Stated problem
Reproduce the data exactly and drop any pictures it holds.

Data to use
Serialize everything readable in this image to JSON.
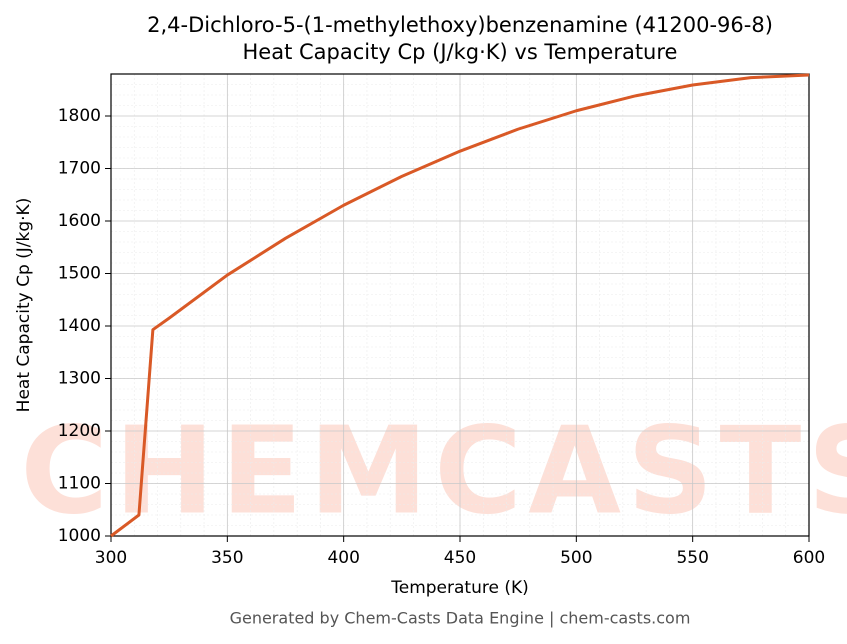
{
  "chart_data": {
    "type": "line",
    "title": "2,4-Dichloro-5-(1-methylethoxy)benzenamine (41200-96-8)",
    "subtitle": "Heat Capacity Cp (J/kg·K) vs Temperature",
    "x_label": "Temperature (K)",
    "y_label": "Heat Capacity Cp (J/kg·K)",
    "footer": "Generated by Chem-Casts Data Engine | chem-casts.com",
    "watermark": "CHEMCASTS",
    "x": [
      300,
      312,
      318,
      325,
      350,
      375,
      400,
      425,
      450,
      475,
      500,
      525,
      550,
      575,
      600
    ],
    "series": [
      {
        "name": "Cp",
        "color": "#d95926",
        "values": [
          1000,
          1040,
          1393,
          1415,
          1497,
          1567,
          1630,
          1685,
          1733,
          1775,
          1810,
          1838,
          1859,
          1873,
          1878
        ]
      }
    ],
    "xlim": [
      300,
      600
    ],
    "xticks": [
      300,
      350,
      400,
      450,
      500,
      550,
      600
    ],
    "ylim": [
      1000,
      1880
    ],
    "yticks": [
      1000,
      1100,
      1200,
      1300,
      1400,
      1500,
      1600,
      1700,
      1800
    ],
    "grid": true,
    "minor_grid": true
  }
}
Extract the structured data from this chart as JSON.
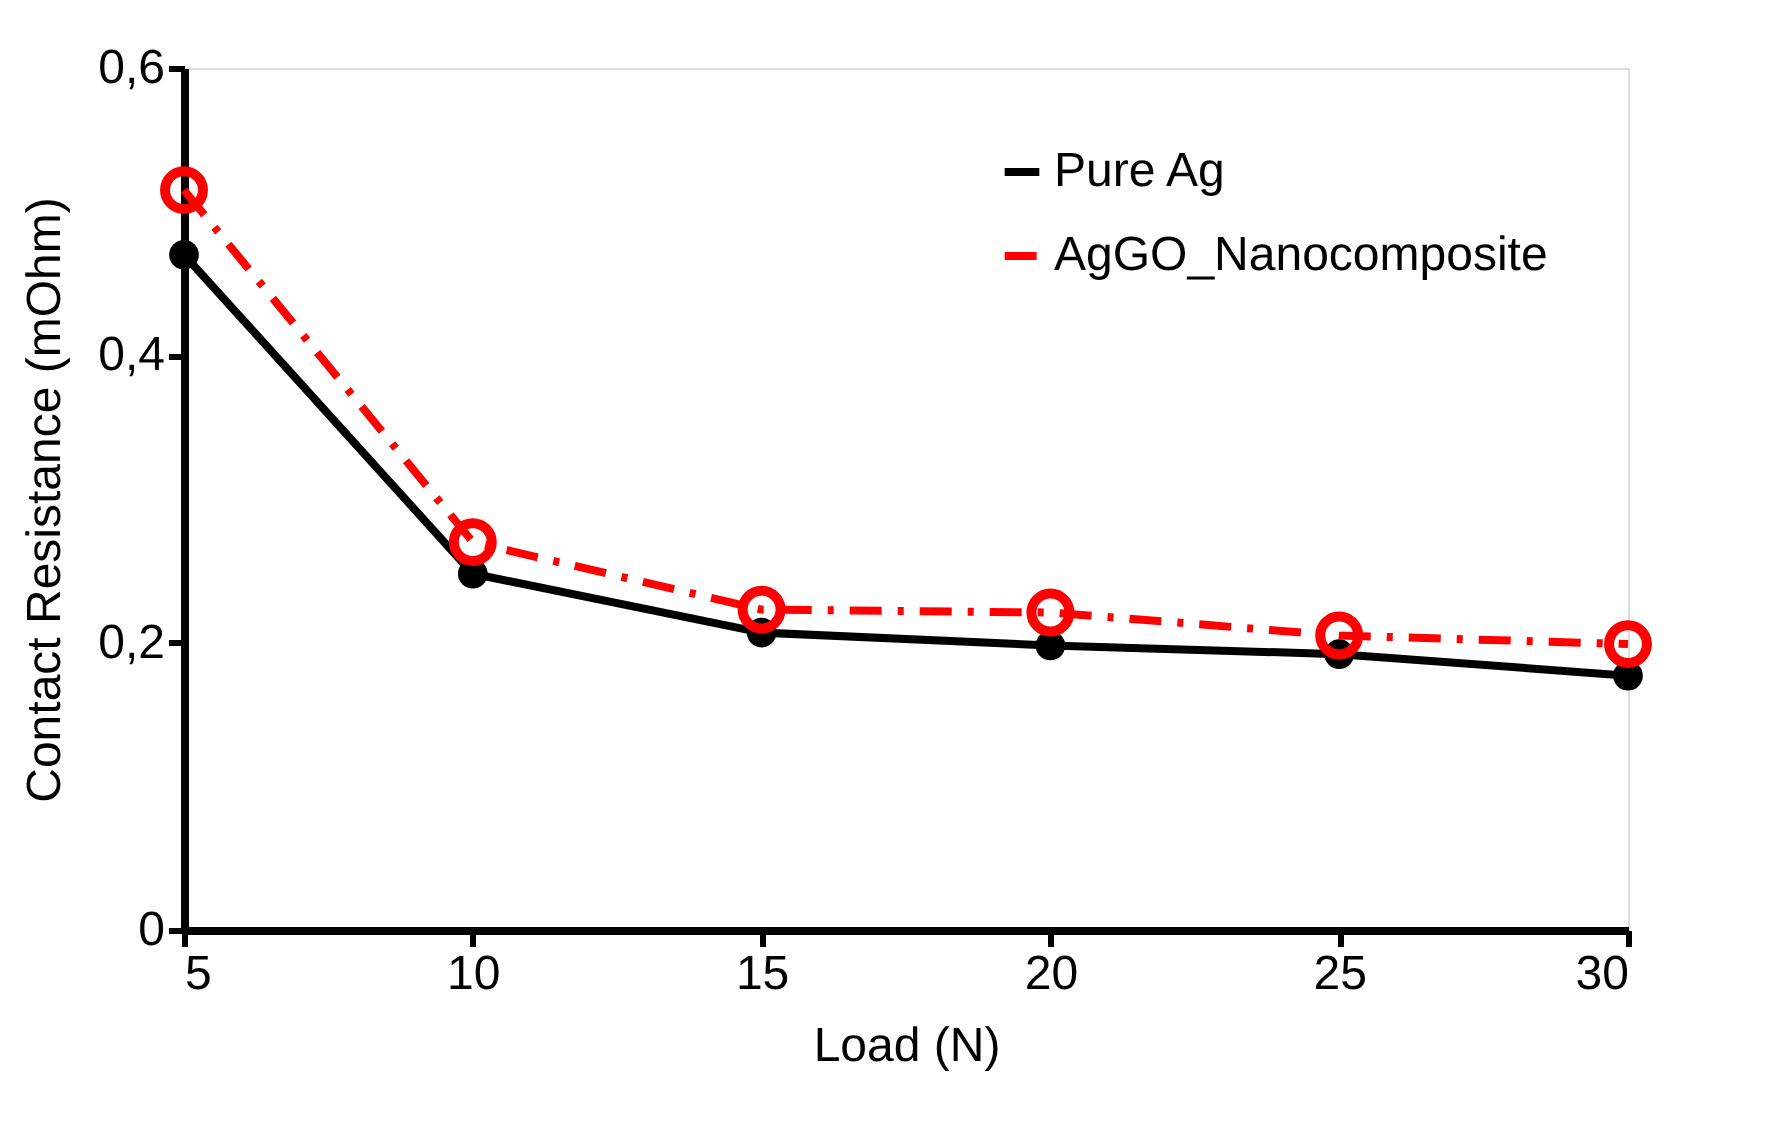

Output
Serialize everything readable in this image to JSON.
{
  "chart_data": {
    "type": "line",
    "title": "2,4-Dichloro-5-(1-methylethoxy)benzenamine (41200-96-8)",
    "subtitle": "Heat Capacity Cp (J/kg·K) vs Temperature",
    "x_label": "Temperature (K)",
    "y_label": "Heat Capacity Cp (J/kg·K)",
    "footer": "Generated by Chem-Casts Data Engine | chem-casts.com",
    "watermark": "CHEMCASTS",
    "x": [
      300,
      312,
      318,
      325,
      350,
      375,
      400,
      425,
      450,
      475,
      500,
      525,
      550,
      575,
      600
    ],
    "series": [
      {
        "name": "Cp",
        "color": "#d95926",
        "values": [
          1000,
          1040,
          1393,
          1415,
          1497,
          1567,
          1630,
          1685,
          1733,
          1775,
          1810,
          1838,
          1859,
          1873,
          1878
        ]
      }
    ],
    "xlim": [
      300,
      600
    ],
    "xticks": [
      300,
      350,
      400,
      450,
      500,
      550,
      600
    ],
    "ylim": [
      1000,
      1880
    ],
    "yticks": [
      1000,
      1100,
      1200,
      1300,
      1400,
      1500,
      1600,
      1700,
      1800
    ],
    "grid": true,
    "minor_grid": true
  }
}
Extract the structured data from this chart as JSON.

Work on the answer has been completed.